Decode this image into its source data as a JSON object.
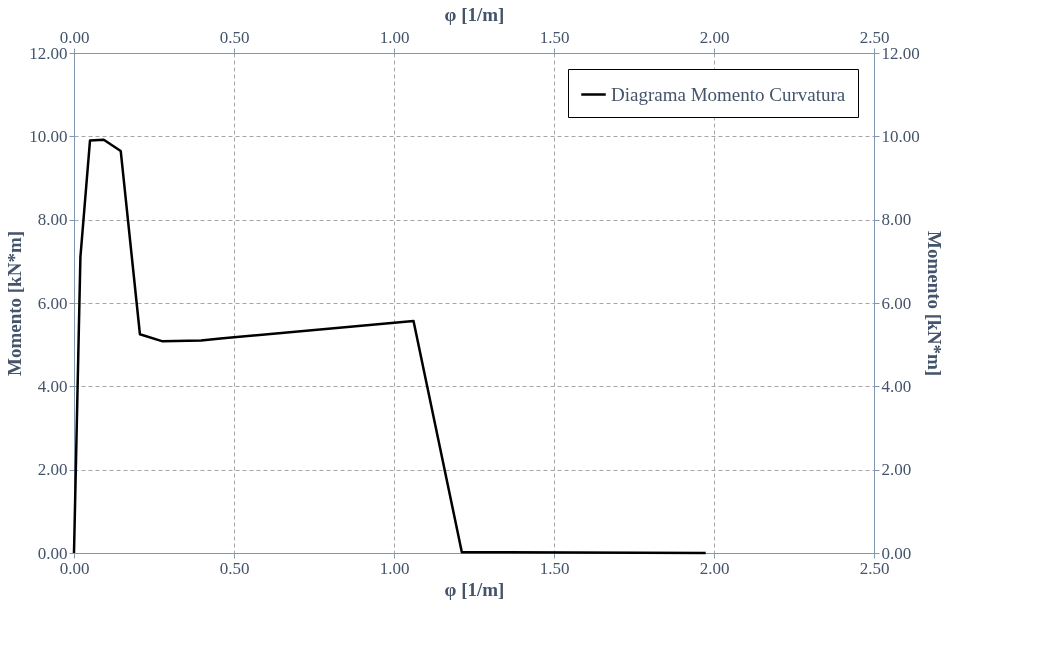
{
  "chart_data": {
    "type": "line",
    "xlabel": "φ [1/m]",
    "ylabel": "Momento [kN*m]",
    "x2label": "φ [1/m]",
    "y2label": "Momento [kN*m]",
    "series": [
      {
        "name": "Diagrama Momento Curvatura",
        "color": "#000000",
        "x": [
          0,
          0.02,
          0.05,
          0.093,
          0.146,
          0.206,
          0.277,
          0.397,
          0.458,
          1.061,
          1.212,
          1.974
        ],
        "values": [
          0,
          7.1,
          9.9,
          9.92,
          9.65,
          5.25,
          5.08,
          5.1,
          5.15,
          5.57,
          0.02,
          0
        ]
      }
    ],
    "xlim": [
      0,
      2.5
    ],
    "xticks": [
      {
        "value": 0,
        "label": "0.00"
      },
      {
        "value": 0.5,
        "label": "0.50"
      },
      {
        "value": 1,
        "label": "1.00"
      },
      {
        "value": 1.5,
        "label": "1.50"
      },
      {
        "value": 2,
        "label": "2.00"
      },
      {
        "value": 2.5,
        "label": "2.50"
      }
    ],
    "x2lim": [
      0,
      2.5
    ],
    "x2ticks": [
      {
        "value": 0,
        "label": "0.00"
      },
      {
        "value": 0.5,
        "label": "0.50"
      },
      {
        "value": 1,
        "label": "1.00"
      },
      {
        "value": 1.5,
        "label": "1.50"
      },
      {
        "value": 2,
        "label": "2.00"
      },
      {
        "value": 2.5,
        "label": "2.50"
      }
    ],
    "ylim": [
      0,
      12
    ],
    "yticks": [
      {
        "value": 0,
        "label": "0.00"
      },
      {
        "value": 2,
        "label": "2.00"
      },
      {
        "value": 4,
        "label": "4.00"
      },
      {
        "value": 6,
        "label": "6.00"
      },
      {
        "value": 8,
        "label": "8.00"
      },
      {
        "value": 10,
        "label": "10.00"
      },
      {
        "value": 12,
        "label": "12.00"
      }
    ],
    "y2lim": [
      0,
      12
    ],
    "y2ticks": [
      {
        "value": 0,
        "label": "0.00"
      },
      {
        "value": 2,
        "label": "2.00"
      },
      {
        "value": 4,
        "label": "4.00"
      },
      {
        "value": 6,
        "label": "6.00"
      },
      {
        "value": 8,
        "label": "8.00"
      },
      {
        "value": 10,
        "label": "10.00"
      },
      {
        "value": 12,
        "label": "12.00"
      }
    ],
    "grid": true,
    "legend": "top right",
    "marker": "none",
    "line_style": "solid"
  }
}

★ ★ ★ ★ ★ ★ ★

WORK TO COMPLETE: Give every line back word for word and leave the pictures out.

WORKED ANSWER:
Decode this image into its source data as a JSON object.
{
  "chart_data": {
    "type": "line",
    "xlabel": "φ [1/m]",
    "ylabel": "Momento [kN*m]",
    "x2label": "φ [1/m]",
    "y2label": "Momento [kN*m]",
    "series": [
      {
        "name": "Diagrama Momento Curvatura",
        "color": "#000000",
        "x": [
          0,
          0.02,
          0.05,
          0.093,
          0.146,
          0.206,
          0.277,
          0.397,
          0.458,
          1.061,
          1.212,
          1.974
        ],
        "values": [
          0,
          7.1,
          9.9,
          9.92,
          9.65,
          5.25,
          5.08,
          5.1,
          5.15,
          5.57,
          0.02,
          0
        ]
      }
    ],
    "xlim": [
      0,
      2.5
    ],
    "xticks": [
      {
        "value": 0,
        "label": "0.00"
      },
      {
        "value": 0.5,
        "label": "0.50"
      },
      {
        "value": 1,
        "label": "1.00"
      },
      {
        "value": 1.5,
        "label": "1.50"
      },
      {
        "value": 2,
        "label": "2.00"
      },
      {
        "value": 2.5,
        "label": "2.50"
      }
    ],
    "x2lim": [
      0,
      2.5
    ],
    "x2ticks": [
      {
        "value": 0,
        "label": "0.00"
      },
      {
        "value": 0.5,
        "label": "0.50"
      },
      {
        "value": 1,
        "label": "1.00"
      },
      {
        "value": 1.5,
        "label": "1.50"
      },
      {
        "value": 2,
        "label": "2.00"
      },
      {
        "value": 2.5,
        "label": "2.50"
      }
    ],
    "ylim": [
      0,
      12
    ],
    "yticks": [
      {
        "value": 0,
        "label": "0.00"
      },
      {
        "value": 2,
        "label": "2.00"
      },
      {
        "value": 4,
        "label": "4.00"
      },
      {
        "value": 6,
        "label": "6.00"
      },
      {
        "value": 8,
        "label": "8.00"
      },
      {
        "value": 10,
        "label": "10.00"
      },
      {
        "value": 12,
        "label": "12.00"
      }
    ],
    "y2lim": [
      0,
      12
    ],
    "y2ticks": [
      {
        "value": 0,
        "label": "0.00"
      },
      {
        "value": 2,
        "label": "2.00"
      },
      {
        "value": 4,
        "label": "4.00"
      },
      {
        "value": 6,
        "label": "6.00"
      },
      {
        "value": 8,
        "label": "8.00"
      },
      {
        "value": 10,
        "label": "10.00"
      },
      {
        "value": 12,
        "label": "12.00"
      }
    ],
    "grid": true,
    "legend": "top right",
    "marker": "none",
    "line_style": "solid"
  }
}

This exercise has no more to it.